• Text section:
• • • • • • •

DeepSeek-V4 Mini (300M) — randomly-initialized architecture replica

This repository contains a randomly-initialized, small-scale faithful replica of the DeepSeek-V4 architecture (paper: DeepSeek-V4: Towards Highly Efficient Million-Token Context Intelligence).

It is not a trained model. It exists to serve as:

a faithful reference implementation of every V4 component, at a size that fits on a single consumer GPU,
a starting point for hyperparameter-search and ablation experiments,
a target for weight transfer / slicing from the full-scale V4-Pro / V4-Flash checkpoints in subsequent work.

Architecture components implemented

Component	Status	Notes
mHC (Manifold-Constrained Hyper-Connections)	✅	Sinkhorn-Knopp projection of B onto Birkhoff polytope (20 iters); sigmoid-bounded A,C; dynamic+static parameterization. n_hc=4.
Hybrid attention (CSA / HCA / sliding-window)	✅	Per-layer dispatch via `compress_ratios`. Default 12-layer pattern: `[0,0, 4,32, 4,32, 4,32, 4,32, 4,0]`.
Lightning Indexer	✅	Low-rank queries from shared cQ; ReLU(q·K) head sum; top-k block selection.
Shared-KV MQA + Grouped Output Projection	✅	`wo_a` per-group intermediate, `wo_b` final.
Partial RoPE + output `-i` rotation trick	✅	Last `qk_rope_head_dim` dims rotated; output rotated with negated sin to carry relative position.
Attention sink	✅	Per-head learnable logit added to softmax denominator.
DeepseekMoE with sqrt(softplus) routing	✅	Aux-loss-free top-k via gate bias; norm_topk_prob; routed_scaling_factor.
Hash-routed MoE (first `num_hash_layers` layers)	✅	Token-id → expert table (`tid2eid`).

• • • • • • •

• Recorded data:
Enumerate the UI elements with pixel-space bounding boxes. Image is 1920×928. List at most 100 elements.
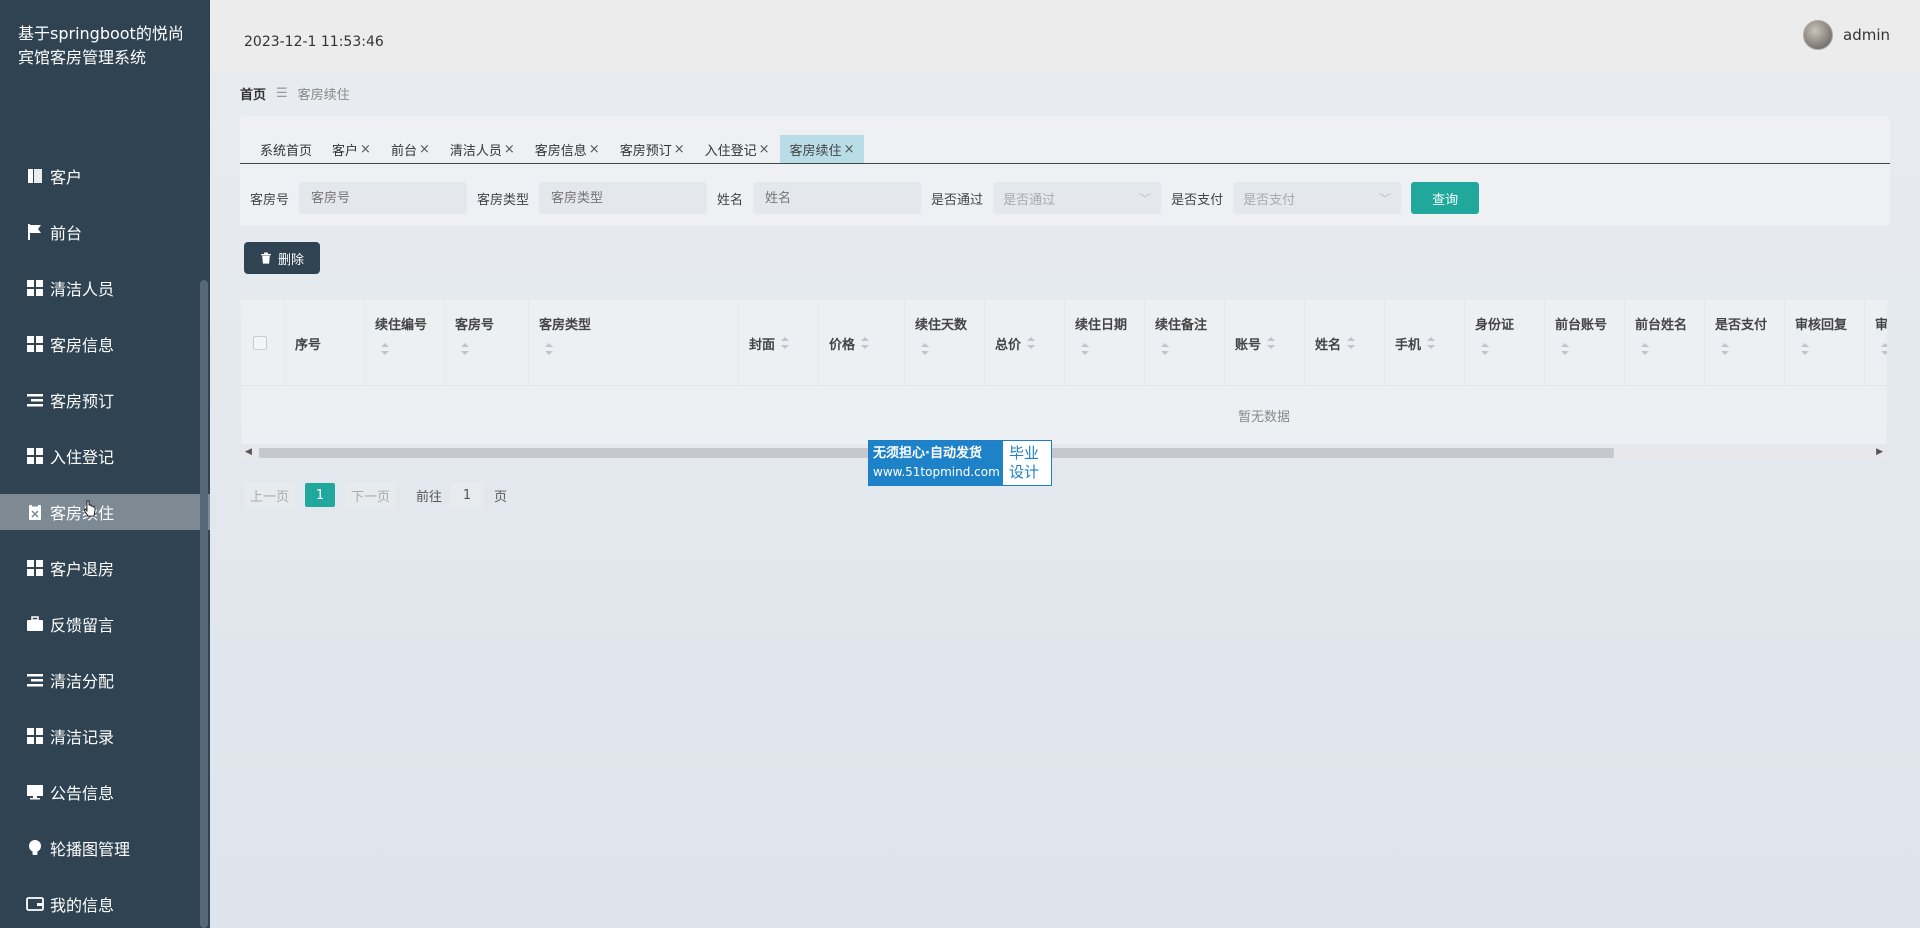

• • • • • • •

• Exercise:
Transcribe the whole DeepSeek-V4 Mini repository description above, word for word.

• Task output:
DeepSeek-V4 Mini (300M) — randomly-initialized architecture replica

This repository contains a randomly-initialized, small-scale faithful replica of the DeepSeek-V4 architecture (paper: DeepSeek-V4: Towards Highly Efficient Million-Token Context Intelligence).

It is not a trained model. It exists to serve as:

a faithful reference implementation of every V4 component, at a size that fits on a single consumer GPU,
a starting point for hyperparameter-search and ablation experiments,
a target for weight transfer / slicing from the full-scale V4-Pro / V4-Flash checkpoints in subsequent work.

Architecture components implemented

Component	Status	Notes
mHC (Manifold-Constrained Hyper-Connections)	✅	Sinkhorn-Knopp projection of B onto Birkhoff polytope (20 iters); sigmoid-bounded A,C; dynamic+static parameterization. n_hc=4.
Hybrid attention (CSA / HCA / sliding-window)	✅	Per-layer dispatch via `compress_ratios`. Default 12-layer pattern: `[0,0, 4,32, 4,32, 4,32, 4,32, 4,0]`.
Lightning Indexer	✅	Low-rank queries from shared cQ; ReLU(q·K) head sum; top-k block selection.
Shared-KV MQA + Grouped Output Projection	✅	`wo_a` per-group intermediate, `wo_b` final.
Partial RoPE + output `-i` rotation trick	✅	Last `qk_rope_head_dim` dims rotated; output rotated with negated sin to carry relative position.
Attention sink	✅	Per-head learnable logit added to softmax denominator.
DeepseekMoE with sqrt(softplus) routing	✅	Aux-loss-free top-k via gate bias; norm_topk_prob; routed_scaling_factor.
Hash-routed MoE (first `num_hash_layers` layers)	✅	Token-id → expert table (`tid2eid`).